__EXERCISE REQUIREMENTS__:
Output all of the records exactly as written.
**** RECORDS FOR THE TASK
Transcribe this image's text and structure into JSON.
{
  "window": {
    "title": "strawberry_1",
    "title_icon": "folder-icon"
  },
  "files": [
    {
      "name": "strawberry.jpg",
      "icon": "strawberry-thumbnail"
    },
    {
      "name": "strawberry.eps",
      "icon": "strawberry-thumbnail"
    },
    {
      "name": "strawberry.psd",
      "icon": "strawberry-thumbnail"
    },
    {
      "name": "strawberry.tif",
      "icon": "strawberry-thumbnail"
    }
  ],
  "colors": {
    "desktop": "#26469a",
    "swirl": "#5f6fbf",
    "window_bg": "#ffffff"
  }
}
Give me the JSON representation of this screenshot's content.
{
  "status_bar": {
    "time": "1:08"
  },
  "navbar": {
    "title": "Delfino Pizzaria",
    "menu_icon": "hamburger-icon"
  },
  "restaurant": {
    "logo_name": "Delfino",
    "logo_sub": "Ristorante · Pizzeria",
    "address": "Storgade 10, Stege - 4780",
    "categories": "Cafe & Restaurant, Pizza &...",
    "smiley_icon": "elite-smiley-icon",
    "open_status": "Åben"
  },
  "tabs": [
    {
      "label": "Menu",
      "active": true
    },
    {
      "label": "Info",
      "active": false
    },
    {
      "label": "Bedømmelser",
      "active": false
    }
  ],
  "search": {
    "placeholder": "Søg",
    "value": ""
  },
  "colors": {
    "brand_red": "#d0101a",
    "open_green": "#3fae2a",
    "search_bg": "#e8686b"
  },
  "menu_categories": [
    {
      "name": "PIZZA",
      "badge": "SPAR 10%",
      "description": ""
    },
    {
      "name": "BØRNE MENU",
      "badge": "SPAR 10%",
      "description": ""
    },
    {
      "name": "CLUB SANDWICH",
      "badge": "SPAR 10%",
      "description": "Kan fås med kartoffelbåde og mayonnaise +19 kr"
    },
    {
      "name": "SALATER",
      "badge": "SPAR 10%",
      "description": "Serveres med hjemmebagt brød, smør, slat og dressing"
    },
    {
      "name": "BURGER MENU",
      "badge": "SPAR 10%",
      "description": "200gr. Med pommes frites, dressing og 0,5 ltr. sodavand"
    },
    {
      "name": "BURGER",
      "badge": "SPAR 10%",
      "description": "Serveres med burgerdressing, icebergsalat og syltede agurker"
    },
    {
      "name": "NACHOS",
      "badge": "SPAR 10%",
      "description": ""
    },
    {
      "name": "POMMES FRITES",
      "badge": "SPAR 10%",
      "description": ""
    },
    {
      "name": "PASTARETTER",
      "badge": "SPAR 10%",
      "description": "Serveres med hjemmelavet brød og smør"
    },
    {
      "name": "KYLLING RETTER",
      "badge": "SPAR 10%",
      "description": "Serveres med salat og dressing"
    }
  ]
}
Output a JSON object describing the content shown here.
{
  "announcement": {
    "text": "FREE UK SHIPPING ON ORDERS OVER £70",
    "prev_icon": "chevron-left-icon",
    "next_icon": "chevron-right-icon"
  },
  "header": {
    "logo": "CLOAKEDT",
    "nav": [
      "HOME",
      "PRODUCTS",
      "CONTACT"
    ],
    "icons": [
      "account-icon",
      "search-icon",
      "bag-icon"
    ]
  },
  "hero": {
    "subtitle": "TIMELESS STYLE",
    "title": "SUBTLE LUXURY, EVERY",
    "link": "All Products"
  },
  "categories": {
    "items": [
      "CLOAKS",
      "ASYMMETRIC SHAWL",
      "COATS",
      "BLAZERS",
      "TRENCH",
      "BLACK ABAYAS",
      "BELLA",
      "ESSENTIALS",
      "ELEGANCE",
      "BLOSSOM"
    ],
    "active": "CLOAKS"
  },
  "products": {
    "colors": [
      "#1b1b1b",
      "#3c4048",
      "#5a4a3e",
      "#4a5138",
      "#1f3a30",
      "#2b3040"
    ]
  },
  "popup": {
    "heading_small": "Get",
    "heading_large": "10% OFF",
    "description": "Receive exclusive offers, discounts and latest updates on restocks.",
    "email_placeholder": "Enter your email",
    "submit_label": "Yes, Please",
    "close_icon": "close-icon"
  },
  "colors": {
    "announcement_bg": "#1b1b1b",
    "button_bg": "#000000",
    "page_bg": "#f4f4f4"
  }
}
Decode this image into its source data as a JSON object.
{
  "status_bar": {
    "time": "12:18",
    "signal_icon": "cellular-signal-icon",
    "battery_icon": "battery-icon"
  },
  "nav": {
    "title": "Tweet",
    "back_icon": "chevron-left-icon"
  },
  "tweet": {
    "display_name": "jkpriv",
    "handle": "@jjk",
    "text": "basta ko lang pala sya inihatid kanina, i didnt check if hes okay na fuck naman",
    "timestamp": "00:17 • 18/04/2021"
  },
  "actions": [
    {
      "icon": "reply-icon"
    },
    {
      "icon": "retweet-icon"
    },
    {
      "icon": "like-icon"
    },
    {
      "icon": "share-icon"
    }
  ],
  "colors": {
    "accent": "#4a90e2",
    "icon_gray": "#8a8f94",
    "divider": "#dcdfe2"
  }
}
********
__TASK RESULT__:
Transcribe this image's text and structure into JSON.
{
  "window": {
    "title": "strawberry_1",
    "title_icon": "folder-icon"
  },
  "files": [
    {
      "name": "strawberry.jpg",
      "icon": "strawberry-thumbnail"
    },
    {
      "name": "strawberry.eps",
      "icon": "strawberry-thumbnail"
    },
    {
      "name": "strawberry.psd",
      "icon": "strawberry-thumbnail"
    },
    {
      "name": "strawberry.tif",
      "icon": "strawberry-thumbnail"
    }
  ],
  "colors": {
    "desktop": "#26469a",
    "swirl": "#5f6fbf",
    "window_bg": "#ffffff"
  }
}
Give me the JSON representation of this screenshot's content.
{
  "status_bar": {
    "time": "1:08"
  },
  "navbar": {
    "title": "Delfino Pizzaria",
    "menu_icon": "hamburger-icon"
  },
  "restaurant": {
    "logo_name": "Delfino",
    "logo_sub": "Ristorante · Pizzeria",
    "address": "Storgade 10, Stege - 4780",
    "categories": "Cafe & Restaurant, Pizza &...",
    "smiley_icon": "elite-smiley-icon",
    "open_status": "Åben"
  },
  "tabs": [
    {
      "label": "Menu",
      "active": true
    },
    {
      "label": "Info",
      "active": false
    },
    {
      "label": "Bedømmelser",
      "active": false
    }
  ],
  "search": {
    "placeholder": "Søg",
    "value": ""
  },
  "colors": {
    "brand_red": "#d0101a",
    "open_green": "#3fae2a",
    "search_bg": "#e8686b"
  },
  "menu_categories": [
    {
      "name": "PIZZA",
      "badge": "SPAR 10%",
      "description": ""
    },
    {
      "name": "BØRNE MENU",
      "badge": "SPAR 10%",
      "description": ""
    },
    {
      "name": "CLUB SANDWICH",
      "badge": "SPAR 10%",
      "description": "Kan fås med kartoffelbåde og mayonnaise +19 kr"
    },
    {
      "name": "SALATER",
      "badge": "SPAR 10%",
      "description": "Serveres med hjemmebagt brød, smør, slat og dressing"
    },
    {
      "name": "BURGER MENU",
      "badge": "SPAR 10%",
      "description": "200gr. Med pommes frites, dressing og 0,5 ltr. sodavand"
    },
    {
      "name": "BURGER",
      "badge": "SPAR 10%",
      "description": "Serveres med burgerdressing, icebergsalat og syltede agurker"
    },
    {
      "name": "NACHOS",
      "badge": "SPAR 10%",
      "description": ""
    },
    {
      "name": "POMMES FRITES",
      "badge": "SPAR 10%",
      "description": ""
    },
    {
      "name": "PASTARETTER",
      "badge": "SPAR 10%",
      "description": "Serveres med hjemmelavet brød og smør"
    },
    {
      "name": "KYLLING RETTER",
      "badge": "SPAR 10%",
      "description": "Serveres med salat og dressing"
    }
  ]
}
Output a JSON object describing the content shown here.
{
  "announcement": {
    "text": "FREE UK SHIPPING ON ORDERS OVER £70",
    "prev_icon": "chevron-left-icon",
    "next_icon": "chevron-right-icon"
  },
  "header": {
    "logo": "CLOAKEDT",
    "nav": [
      "HOME",
      "PRODUCTS",
      "CONTACT"
    ],
    "icons": [
      "account-icon",
      "search-icon",
      "bag-icon"
    ]
  },
  "hero": {
    "subtitle": "TIMELESS STYLE",
    "title": "SUBTLE LUXURY, EVERY",
    "link": "All Products"
  },
  "categories": {
    "items": [
      "CLOAKS",
      "ASYMMETRIC SHAWL",
      "COATS",
      "BLAZERS",
      "TRENCH",
      "BLACK ABAYAS",
      "BELLA",
      "ESSENTIALS",
      "ELEGANCE",
      "BLOSSOM"
    ],
    "active": "CLOAKS"
  },
  "products": {
    "colors": [
      "#1b1b1b",
      "#3c4048",
      "#5a4a3e",
      "#4a5138",
      "#1f3a30",
      "#2b3040"
    ]
  },
  "popup": {
    "heading_small": "Get",
    "heading_large": "10% OFF",
    "description": "Receive exclusive offers, discounts and latest updates on restocks.",
    "email_placeholder": "Enter your email",
    "submit_label": "Yes, Please",
    "close_icon": "close-icon"
  },
  "colors": {
    "announcement_bg": "#1b1b1b",
    "button_bg": "#000000",
    "page_bg": "#f4f4f4"
  }
}
Decode this image into its source data as a JSON object.
{
  "status_bar": {
    "time": "12:18",
    "signal_icon": "cellular-signal-icon",
    "battery_icon": "battery-icon"
  },
  "nav": {
    "title": "Tweet",
    "back_icon": "chevron-left-icon"
  },
  "tweet": {
    "display_name": "jkpriv",
    "handle": "@jjk",
    "text": "basta ko lang pala sya inihatid kanina, i didnt check if hes okay na fuck naman",
    "timestamp": "00:17 • 18/04/2021"
  },
  "actions": [
    {
      "icon": "reply-icon"
    },
    {
      "icon": "retweet-icon"
    },
    {
      "icon": "like-icon"
    },
    {
      "icon": "share-icon"
    }
  ],
  "colors": {
    "accent": "#4a90e2",
    "icon_gray": "#8a8f94",
    "divider": "#dcdfe2"
  }
}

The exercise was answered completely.